Problem description:
Extract the listing in its entirety, keeping each line identical to the original.

⁂

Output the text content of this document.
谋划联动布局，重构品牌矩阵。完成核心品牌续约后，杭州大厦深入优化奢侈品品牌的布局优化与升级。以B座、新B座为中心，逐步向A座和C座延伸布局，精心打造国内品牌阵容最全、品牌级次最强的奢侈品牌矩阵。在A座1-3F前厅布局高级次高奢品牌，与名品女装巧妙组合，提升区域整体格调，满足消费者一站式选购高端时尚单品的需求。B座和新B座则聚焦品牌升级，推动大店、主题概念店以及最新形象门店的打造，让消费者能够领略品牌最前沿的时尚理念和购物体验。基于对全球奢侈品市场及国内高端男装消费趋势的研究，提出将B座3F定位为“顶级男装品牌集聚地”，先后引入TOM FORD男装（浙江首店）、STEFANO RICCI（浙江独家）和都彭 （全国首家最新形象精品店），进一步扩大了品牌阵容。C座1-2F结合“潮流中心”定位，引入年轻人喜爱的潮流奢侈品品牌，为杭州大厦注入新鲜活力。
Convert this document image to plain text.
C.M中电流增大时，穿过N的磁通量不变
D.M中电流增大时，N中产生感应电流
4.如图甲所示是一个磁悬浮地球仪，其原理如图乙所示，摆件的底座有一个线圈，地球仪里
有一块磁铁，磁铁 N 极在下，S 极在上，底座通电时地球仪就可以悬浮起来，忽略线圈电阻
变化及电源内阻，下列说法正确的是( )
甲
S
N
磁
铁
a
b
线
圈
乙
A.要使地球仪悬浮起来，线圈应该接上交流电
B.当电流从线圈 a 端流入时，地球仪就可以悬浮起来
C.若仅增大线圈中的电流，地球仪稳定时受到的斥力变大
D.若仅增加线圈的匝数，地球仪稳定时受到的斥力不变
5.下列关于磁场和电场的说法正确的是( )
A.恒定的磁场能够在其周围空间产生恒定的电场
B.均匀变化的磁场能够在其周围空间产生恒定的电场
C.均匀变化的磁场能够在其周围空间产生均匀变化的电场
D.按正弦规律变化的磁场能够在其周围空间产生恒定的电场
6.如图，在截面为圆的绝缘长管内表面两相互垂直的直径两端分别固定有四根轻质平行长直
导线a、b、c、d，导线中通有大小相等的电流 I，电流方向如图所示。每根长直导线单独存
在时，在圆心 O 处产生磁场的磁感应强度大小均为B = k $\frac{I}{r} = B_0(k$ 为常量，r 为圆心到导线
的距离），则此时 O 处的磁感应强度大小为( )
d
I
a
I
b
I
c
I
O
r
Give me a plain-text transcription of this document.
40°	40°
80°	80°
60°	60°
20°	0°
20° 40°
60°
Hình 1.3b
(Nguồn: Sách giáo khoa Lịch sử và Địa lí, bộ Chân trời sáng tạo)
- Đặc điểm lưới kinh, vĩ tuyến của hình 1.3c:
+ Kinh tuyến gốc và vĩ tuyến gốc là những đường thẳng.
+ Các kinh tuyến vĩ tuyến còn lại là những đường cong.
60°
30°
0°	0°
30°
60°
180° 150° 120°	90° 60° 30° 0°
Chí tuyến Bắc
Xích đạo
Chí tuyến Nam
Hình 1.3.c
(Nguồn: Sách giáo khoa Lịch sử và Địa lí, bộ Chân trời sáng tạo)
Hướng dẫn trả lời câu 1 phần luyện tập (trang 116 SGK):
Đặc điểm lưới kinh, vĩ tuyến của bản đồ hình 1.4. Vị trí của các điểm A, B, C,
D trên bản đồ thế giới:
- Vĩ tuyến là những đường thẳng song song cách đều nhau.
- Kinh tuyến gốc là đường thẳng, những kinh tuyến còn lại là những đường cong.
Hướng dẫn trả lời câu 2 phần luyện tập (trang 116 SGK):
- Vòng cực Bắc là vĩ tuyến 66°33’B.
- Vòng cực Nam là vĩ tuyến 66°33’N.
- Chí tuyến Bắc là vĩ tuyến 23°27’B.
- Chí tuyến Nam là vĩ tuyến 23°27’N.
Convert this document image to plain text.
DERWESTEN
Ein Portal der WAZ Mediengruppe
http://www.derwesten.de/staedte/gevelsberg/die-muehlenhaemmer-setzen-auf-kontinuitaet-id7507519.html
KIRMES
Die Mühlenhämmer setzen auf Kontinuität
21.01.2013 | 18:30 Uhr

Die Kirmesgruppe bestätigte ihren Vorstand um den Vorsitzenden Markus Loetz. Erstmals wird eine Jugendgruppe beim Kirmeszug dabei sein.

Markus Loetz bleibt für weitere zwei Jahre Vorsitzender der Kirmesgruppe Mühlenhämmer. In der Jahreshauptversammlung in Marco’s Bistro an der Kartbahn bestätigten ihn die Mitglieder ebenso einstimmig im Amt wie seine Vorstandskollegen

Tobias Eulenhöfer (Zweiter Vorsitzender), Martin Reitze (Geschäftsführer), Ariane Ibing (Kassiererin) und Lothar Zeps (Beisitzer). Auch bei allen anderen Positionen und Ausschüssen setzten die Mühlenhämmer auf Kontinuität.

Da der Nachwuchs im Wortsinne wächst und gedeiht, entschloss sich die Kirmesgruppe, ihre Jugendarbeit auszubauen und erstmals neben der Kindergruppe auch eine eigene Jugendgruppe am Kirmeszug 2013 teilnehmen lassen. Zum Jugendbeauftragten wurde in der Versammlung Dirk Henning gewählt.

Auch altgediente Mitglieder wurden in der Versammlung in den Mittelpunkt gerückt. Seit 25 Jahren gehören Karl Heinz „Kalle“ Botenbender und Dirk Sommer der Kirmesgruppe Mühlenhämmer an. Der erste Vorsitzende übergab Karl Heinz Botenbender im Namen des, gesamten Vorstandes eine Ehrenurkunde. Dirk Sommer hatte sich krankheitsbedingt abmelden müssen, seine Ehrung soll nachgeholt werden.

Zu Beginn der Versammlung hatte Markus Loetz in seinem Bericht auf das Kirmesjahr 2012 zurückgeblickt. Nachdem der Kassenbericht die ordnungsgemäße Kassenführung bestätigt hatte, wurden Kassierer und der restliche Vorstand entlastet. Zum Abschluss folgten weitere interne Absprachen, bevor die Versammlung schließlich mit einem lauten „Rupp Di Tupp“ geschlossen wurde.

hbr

⁂

Solution to the problem:
Output the text content of this document.
谋划联动布局，重构品牌矩阵。完成核心品牌续约后，杭州大厦深入优化奢侈品品牌的布局优化与升级。以B座、新B座为中心，逐步向A座和C座延伸布局，精心打造国内品牌阵容最全、品牌级次最强的奢侈品牌矩阵。在A座1-3F前厅布局高级次高奢品牌，与名品女装巧妙组合，提升区域整体格调，满足消费者一站式选购高端时尚单品的需求。B座和新B座则聚焦品牌升级，推动大店、主题概念店以及最新形象门店的打造，让消费者能够领略品牌最前沿的时尚理念和购物体验。基于对全球奢侈品市场及国内高端男装消费趋势的研究，提出将B座3F定位为“顶级男装品牌集聚地”，先后引入TOM FORD男装（浙江首店）、STEFANO RICCI（浙江独家）和都彭 （全国首家最新形象精品店），进一步扩大了品牌阵容。C座1-2F结合“潮流中心”定位，引入年轻人喜爱的潮流奢侈品品牌，为杭州大厦注入新鲜活力。
Convert this document image to plain text.
C.M中电流增大时，穿过N的磁通量不变
D.M中电流增大时，N中产生感应电流
4.如图甲所示是一个磁悬浮地球仪，其原理如图乙所示，摆件的底座有一个线圈，地球仪里
有一块磁铁，磁铁 N 极在下，S 极在上，底座通电时地球仪就可以悬浮起来，忽略线圈电阻
变化及电源内阻，下列说法正确的是( )
甲
S
N
磁
铁
a
b
线
圈
乙
A.要使地球仪悬浮起来，线圈应该接上交流电
B.当电流从线圈 a 端流入时，地球仪就可以悬浮起来
C.若仅增大线圈中的电流，地球仪稳定时受到的斥力变大
D.若仅增加线圈的匝数，地球仪稳定时受到的斥力不变
5.下列关于磁场和电场的说法正确的是( )
A.恒定的磁场能够在其周围空间产生恒定的电场
B.均匀变化的磁场能够在其周围空间产生恒定的电场
C.均匀变化的磁场能够在其周围空间产生均匀变化的电场
D.按正弦规律变化的磁场能够在其周围空间产生恒定的电场
6.如图，在截面为圆的绝缘长管内表面两相互垂直的直径两端分别固定有四根轻质平行长直
导线a、b、c、d，导线中通有大小相等的电流 I，电流方向如图所示。每根长直导线单独存
在时，在圆心 O 处产生磁场的磁感应强度大小均为B = k $\frac{I}{r} = B_0(k$ 为常量，r 为圆心到导线
的距离），则此时 O 处的磁感应强度大小为( )
d
I
a
I
b
I
c
I
O
r
Give me a plain-text transcription of this document.
40°	40°
80°	80°
60°	60°
20°	0°
20° 40°
60°
Hình 1.3b
(Nguồn: Sách giáo khoa Lịch sử và Địa lí, bộ Chân trời sáng tạo)
- Đặc điểm lưới kinh, vĩ tuyến của hình 1.3c:
+ Kinh tuyến gốc và vĩ tuyến gốc là những đường thẳng.
+ Các kinh tuyến vĩ tuyến còn lại là những đường cong.
60°
30°
0°	0°
30°
60°
180° 150° 120°	90° 60° 30° 0°
Chí tuyến Bắc
Xích đạo
Chí tuyến Nam
Hình 1.3.c
(Nguồn: Sách giáo khoa Lịch sử và Địa lí, bộ Chân trời sáng tạo)
Hướng dẫn trả lời câu 1 phần luyện tập (trang 116 SGK):
Đặc điểm lưới kinh, vĩ tuyến của bản đồ hình 1.4. Vị trí của các điểm A, B, C,
D trên bản đồ thế giới:
- Vĩ tuyến là những đường thẳng song song cách đều nhau.
- Kinh tuyến gốc là đường thẳng, những kinh tuyến còn lại là những đường cong.
Hướng dẫn trả lời câu 2 phần luyện tập (trang 116 SGK):
- Vòng cực Bắc là vĩ tuyến 66°33’B.
- Vòng cực Nam là vĩ tuyến 66°33’N.
- Chí tuyến Bắc là vĩ tuyến 23°27’B.
- Chí tuyến Nam là vĩ tuyến 23°27’N.
Convert this document image to plain text.
DERWESTEN
Ein Portal der WAZ Mediengruppe
http://www.derwesten.de/staedte/gevelsberg/die-muehlenhaemmer-setzen-auf-kontinuitaet-id7507519.html
KIRMES
Die Mühlenhämmer setzen auf Kontinuität
21.01.2013 | 18:30 Uhr

Die Kirmesgruppe bestätigte ihren Vorstand um den Vorsitzenden Markus Loetz. Erstmals wird eine Jugendgruppe beim Kirmeszug dabei sein.

Markus Loetz bleibt für weitere zwei Jahre Vorsitzender der Kirmesgruppe Mühlenhämmer. In der Jahreshauptversammlung in Marco’s Bistro an der Kartbahn bestätigten ihn die Mitglieder ebenso einstimmig im Amt wie seine Vorstandskollegen

Tobias Eulenhöfer (Zweiter Vorsitzender), Martin Reitze (Geschäftsführer), Ariane Ibing (Kassiererin) und Lothar Zeps (Beisitzer). Auch bei allen anderen Positionen und Ausschüssen setzten die Mühlenhämmer auf Kontinuität.

Da der Nachwuchs im Wortsinne wächst und gedeiht, entschloss sich die Kirmesgruppe, ihre Jugendarbeit auszubauen und erstmals neben der Kindergruppe auch eine eigene Jugendgruppe am Kirmeszug 2013 teilnehmen lassen. Zum Jugendbeauftragten wurde in der Versammlung Dirk Henning gewählt.

Auch altgediente Mitglieder wurden in der Versammlung in den Mittelpunkt gerückt. Seit 25 Jahren gehören Karl Heinz „Kalle“ Botenbender und Dirk Sommer der Kirmesgruppe Mühlenhämmer an. Der erste Vorsitzende übergab Karl Heinz Botenbender im Namen des, gesamten Vorstandes eine Ehrenurkunde. Dirk Sommer hatte sich krankheitsbedingt abmelden müssen, seine Ehrung soll nachgeholt werden.

Zu Beginn der Versammlung hatte Markus Loetz in seinem Bericht auf das Kirmesjahr 2012 zurückgeblickt. Nachdem der Kassenbericht die ordnungsgemäße Kassenführung bestätigt hatte, wurden Kassierer und der restliche Vorstand entlastet. Zum Abschluss folgten weitere interne Absprachen, bevor die Versammlung schließlich mit einem lauten „Rupp Di Tupp“ geschlossen wurde.

hbr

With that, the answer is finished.